## Problem to solve
Pull every line containing "siguientes" out of the material below.

## Given records
>> Begin

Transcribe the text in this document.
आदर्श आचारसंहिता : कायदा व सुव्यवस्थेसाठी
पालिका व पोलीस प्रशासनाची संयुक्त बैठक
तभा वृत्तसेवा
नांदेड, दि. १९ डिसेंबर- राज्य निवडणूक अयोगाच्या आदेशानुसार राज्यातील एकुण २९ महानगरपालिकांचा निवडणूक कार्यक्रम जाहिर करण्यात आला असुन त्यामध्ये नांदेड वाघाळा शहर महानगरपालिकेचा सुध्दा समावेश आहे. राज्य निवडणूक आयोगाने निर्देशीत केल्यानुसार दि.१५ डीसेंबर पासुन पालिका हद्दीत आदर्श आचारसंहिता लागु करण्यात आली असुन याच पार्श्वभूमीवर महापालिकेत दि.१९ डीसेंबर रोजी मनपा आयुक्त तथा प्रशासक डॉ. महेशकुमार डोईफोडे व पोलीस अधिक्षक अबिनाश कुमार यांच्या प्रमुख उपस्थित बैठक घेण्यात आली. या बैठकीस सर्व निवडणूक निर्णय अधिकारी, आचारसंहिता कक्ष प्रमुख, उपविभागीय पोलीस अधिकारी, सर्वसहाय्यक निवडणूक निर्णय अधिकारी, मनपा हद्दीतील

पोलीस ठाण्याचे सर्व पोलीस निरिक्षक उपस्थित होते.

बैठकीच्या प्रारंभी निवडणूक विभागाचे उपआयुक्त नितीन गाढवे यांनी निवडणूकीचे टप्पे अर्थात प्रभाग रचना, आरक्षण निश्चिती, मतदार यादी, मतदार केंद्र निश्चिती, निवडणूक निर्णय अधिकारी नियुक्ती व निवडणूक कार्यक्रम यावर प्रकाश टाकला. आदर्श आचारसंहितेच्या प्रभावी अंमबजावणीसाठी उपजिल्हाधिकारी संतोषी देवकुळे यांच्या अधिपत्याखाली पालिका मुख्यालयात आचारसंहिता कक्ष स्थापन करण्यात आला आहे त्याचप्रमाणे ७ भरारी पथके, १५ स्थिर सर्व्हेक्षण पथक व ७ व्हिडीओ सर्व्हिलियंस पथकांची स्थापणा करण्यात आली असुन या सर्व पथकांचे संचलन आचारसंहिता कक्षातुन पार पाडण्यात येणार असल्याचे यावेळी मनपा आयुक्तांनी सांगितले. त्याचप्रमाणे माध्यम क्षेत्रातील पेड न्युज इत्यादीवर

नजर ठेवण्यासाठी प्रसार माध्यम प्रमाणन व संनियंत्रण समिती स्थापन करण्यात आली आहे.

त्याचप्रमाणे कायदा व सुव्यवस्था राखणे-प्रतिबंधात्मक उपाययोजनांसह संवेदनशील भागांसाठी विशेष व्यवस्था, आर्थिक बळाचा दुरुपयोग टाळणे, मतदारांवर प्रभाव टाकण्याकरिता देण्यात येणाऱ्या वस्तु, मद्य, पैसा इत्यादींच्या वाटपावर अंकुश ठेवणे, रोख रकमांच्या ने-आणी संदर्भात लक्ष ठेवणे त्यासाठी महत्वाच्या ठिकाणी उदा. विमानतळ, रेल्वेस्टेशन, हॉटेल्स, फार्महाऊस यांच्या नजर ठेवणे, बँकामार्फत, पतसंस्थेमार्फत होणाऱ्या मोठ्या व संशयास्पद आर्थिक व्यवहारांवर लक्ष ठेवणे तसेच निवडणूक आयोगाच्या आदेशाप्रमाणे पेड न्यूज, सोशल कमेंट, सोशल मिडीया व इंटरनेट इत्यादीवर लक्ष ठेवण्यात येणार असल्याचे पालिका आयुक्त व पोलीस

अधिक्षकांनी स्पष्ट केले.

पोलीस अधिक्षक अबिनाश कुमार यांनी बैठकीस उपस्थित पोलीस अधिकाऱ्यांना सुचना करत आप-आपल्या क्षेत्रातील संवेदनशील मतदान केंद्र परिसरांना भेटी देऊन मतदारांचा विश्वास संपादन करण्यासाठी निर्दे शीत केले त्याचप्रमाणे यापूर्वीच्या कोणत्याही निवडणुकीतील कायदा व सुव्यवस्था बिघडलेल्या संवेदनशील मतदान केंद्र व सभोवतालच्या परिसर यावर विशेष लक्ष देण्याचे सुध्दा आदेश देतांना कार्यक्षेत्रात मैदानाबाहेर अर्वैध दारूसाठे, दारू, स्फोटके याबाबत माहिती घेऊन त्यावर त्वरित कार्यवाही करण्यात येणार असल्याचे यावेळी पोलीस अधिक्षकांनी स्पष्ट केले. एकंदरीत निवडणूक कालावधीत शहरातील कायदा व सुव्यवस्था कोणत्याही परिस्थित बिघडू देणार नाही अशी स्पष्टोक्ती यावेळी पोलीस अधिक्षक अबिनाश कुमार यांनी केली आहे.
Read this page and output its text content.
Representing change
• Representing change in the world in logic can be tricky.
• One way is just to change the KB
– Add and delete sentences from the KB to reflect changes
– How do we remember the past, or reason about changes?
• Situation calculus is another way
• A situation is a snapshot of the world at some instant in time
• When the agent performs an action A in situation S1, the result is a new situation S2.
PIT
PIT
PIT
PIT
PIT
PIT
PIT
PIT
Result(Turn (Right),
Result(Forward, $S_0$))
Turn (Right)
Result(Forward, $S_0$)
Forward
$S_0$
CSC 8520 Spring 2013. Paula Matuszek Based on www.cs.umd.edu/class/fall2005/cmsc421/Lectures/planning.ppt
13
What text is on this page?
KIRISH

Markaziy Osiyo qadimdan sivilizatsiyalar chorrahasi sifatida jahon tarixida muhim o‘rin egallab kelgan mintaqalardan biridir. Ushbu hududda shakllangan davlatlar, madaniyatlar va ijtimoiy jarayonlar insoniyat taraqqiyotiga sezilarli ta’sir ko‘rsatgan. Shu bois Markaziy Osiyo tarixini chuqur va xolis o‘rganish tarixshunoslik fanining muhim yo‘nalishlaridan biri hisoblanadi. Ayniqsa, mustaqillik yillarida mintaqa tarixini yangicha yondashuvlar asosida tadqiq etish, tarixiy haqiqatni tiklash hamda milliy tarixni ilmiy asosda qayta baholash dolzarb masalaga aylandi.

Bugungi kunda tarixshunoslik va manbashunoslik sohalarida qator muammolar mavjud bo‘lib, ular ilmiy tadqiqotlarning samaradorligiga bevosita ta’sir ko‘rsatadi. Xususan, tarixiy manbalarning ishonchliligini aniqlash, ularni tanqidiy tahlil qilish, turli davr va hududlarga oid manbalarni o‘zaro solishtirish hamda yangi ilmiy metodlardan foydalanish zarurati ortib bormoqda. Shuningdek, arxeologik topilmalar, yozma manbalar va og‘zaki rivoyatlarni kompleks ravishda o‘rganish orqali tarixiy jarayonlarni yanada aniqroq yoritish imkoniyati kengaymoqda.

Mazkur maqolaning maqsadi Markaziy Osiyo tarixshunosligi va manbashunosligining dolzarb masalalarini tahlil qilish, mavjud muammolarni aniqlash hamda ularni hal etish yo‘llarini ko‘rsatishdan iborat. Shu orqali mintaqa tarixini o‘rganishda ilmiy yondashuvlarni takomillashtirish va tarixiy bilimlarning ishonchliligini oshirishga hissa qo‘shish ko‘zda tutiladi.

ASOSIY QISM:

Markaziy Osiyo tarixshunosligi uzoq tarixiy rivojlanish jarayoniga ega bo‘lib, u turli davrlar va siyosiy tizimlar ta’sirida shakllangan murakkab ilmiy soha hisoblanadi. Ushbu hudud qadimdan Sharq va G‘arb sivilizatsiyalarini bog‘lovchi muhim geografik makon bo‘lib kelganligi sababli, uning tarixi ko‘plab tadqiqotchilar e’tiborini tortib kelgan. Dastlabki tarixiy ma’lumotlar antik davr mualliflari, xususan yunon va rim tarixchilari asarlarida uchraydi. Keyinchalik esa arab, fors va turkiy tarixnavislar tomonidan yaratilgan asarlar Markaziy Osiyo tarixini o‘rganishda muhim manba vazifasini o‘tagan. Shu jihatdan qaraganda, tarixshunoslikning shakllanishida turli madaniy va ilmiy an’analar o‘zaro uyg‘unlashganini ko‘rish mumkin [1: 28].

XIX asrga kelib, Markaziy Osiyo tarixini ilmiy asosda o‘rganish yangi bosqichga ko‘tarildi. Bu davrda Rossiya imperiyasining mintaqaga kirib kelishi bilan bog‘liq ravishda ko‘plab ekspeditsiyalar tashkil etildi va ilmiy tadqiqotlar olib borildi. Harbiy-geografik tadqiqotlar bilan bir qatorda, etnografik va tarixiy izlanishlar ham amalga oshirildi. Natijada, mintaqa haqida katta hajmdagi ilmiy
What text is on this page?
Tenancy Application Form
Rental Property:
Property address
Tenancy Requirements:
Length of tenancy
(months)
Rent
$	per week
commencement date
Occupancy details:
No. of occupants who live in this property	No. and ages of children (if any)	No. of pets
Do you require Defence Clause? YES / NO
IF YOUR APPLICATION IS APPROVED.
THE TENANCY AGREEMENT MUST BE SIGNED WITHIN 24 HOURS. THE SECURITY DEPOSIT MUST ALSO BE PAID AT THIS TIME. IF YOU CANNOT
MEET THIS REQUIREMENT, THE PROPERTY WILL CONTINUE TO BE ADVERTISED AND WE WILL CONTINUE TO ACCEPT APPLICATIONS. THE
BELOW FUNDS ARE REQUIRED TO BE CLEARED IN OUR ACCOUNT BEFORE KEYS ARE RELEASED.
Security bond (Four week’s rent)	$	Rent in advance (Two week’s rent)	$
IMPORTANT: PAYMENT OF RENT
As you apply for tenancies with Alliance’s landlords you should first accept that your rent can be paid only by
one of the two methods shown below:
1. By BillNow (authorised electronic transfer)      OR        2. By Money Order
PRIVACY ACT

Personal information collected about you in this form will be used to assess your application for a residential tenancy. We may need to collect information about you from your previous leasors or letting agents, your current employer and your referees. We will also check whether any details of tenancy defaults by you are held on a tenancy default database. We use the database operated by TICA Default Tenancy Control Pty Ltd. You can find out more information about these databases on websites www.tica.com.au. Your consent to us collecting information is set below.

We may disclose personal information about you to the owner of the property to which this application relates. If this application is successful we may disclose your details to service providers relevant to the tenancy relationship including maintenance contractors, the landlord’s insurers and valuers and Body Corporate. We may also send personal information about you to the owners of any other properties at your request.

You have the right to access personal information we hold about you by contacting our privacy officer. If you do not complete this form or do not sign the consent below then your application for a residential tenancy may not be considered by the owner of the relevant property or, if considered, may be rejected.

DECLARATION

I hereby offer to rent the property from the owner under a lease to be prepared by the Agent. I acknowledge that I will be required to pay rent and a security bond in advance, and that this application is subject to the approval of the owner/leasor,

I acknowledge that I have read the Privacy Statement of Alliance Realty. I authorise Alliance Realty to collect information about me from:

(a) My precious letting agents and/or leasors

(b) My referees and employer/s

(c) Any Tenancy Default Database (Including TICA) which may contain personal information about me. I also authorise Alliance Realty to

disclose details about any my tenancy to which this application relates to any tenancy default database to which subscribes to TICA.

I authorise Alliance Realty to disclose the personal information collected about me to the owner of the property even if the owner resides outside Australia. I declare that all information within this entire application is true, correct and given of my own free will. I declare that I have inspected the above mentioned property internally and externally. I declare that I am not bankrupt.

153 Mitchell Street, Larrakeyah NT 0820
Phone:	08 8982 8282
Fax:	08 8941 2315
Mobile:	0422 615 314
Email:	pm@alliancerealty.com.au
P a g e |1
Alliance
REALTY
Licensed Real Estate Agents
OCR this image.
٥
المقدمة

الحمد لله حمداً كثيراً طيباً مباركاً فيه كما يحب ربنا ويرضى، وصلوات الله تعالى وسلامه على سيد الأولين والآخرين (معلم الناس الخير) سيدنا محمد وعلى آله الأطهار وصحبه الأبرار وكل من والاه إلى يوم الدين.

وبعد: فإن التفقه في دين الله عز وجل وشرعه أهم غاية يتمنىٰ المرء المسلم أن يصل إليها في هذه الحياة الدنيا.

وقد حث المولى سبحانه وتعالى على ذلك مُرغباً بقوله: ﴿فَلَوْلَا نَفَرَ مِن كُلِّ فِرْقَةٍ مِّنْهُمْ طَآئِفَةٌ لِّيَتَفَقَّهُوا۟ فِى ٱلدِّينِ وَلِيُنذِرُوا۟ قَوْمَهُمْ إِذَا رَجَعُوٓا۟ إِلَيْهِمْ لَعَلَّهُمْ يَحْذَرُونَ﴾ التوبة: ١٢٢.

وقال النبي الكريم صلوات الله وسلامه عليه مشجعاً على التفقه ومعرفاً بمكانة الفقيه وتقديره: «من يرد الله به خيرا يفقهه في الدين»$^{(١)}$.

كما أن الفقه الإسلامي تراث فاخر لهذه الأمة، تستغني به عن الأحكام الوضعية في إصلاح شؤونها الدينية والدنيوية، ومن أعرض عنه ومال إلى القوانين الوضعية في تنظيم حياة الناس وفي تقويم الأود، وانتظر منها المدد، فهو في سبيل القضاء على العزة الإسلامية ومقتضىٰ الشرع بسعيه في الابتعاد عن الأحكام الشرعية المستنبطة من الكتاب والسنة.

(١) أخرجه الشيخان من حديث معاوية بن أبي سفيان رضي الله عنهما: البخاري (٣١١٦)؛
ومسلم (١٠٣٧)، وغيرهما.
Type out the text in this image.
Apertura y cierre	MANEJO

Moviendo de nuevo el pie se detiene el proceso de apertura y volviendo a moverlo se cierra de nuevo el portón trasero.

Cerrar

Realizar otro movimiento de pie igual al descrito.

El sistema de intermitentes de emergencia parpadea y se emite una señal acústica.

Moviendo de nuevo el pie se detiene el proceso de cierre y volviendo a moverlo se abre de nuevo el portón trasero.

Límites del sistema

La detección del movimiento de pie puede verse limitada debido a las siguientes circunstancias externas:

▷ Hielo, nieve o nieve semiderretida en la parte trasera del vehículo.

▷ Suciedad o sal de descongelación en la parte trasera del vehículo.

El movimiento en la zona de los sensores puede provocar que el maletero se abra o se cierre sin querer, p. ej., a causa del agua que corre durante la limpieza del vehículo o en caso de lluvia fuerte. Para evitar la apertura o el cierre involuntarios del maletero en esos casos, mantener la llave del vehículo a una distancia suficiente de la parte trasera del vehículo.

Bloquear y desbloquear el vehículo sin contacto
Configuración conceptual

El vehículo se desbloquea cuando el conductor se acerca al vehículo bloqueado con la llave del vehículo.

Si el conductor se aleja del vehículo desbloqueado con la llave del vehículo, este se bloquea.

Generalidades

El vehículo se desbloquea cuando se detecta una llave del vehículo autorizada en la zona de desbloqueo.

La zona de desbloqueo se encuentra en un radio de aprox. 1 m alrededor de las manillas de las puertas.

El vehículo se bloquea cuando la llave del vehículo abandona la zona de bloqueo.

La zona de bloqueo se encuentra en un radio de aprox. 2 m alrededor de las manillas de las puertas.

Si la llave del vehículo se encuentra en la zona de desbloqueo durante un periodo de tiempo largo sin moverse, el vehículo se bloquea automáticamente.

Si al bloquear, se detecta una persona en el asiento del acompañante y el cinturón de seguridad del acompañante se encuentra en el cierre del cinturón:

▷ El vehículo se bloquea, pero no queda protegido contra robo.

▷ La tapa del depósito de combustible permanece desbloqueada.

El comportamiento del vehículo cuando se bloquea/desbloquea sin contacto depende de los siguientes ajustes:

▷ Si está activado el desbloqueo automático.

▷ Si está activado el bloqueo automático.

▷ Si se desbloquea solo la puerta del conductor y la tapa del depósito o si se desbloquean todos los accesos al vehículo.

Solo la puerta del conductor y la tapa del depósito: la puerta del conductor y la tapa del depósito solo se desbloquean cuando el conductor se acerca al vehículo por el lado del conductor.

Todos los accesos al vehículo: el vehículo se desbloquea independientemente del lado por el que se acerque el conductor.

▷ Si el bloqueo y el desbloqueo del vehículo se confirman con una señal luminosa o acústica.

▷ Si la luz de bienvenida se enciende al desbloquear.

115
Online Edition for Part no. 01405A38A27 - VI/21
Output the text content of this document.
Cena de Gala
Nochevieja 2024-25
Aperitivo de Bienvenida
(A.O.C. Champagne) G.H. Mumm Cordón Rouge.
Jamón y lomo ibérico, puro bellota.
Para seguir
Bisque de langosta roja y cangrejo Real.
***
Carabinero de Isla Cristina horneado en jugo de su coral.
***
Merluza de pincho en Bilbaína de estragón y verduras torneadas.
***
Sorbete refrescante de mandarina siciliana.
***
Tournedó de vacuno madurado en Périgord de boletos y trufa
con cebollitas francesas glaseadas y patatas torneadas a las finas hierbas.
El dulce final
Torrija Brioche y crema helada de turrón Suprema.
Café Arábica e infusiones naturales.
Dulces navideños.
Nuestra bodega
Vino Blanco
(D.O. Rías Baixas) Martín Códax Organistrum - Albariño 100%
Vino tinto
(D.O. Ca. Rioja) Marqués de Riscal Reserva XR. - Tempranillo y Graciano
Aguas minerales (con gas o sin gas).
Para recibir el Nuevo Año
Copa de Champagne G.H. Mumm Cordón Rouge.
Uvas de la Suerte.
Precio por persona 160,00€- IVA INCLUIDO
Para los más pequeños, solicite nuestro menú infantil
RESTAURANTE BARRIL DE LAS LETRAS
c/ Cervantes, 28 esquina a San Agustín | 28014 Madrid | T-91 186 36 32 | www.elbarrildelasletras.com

>> End

## Exercise result
La detección del movimiento de pie puede verse limitada debido a las siguientes circunstancias externas:
El comportamiento del vehículo cuando se bloquea/desbloquea sin contacto depende de los siguientes ajustes:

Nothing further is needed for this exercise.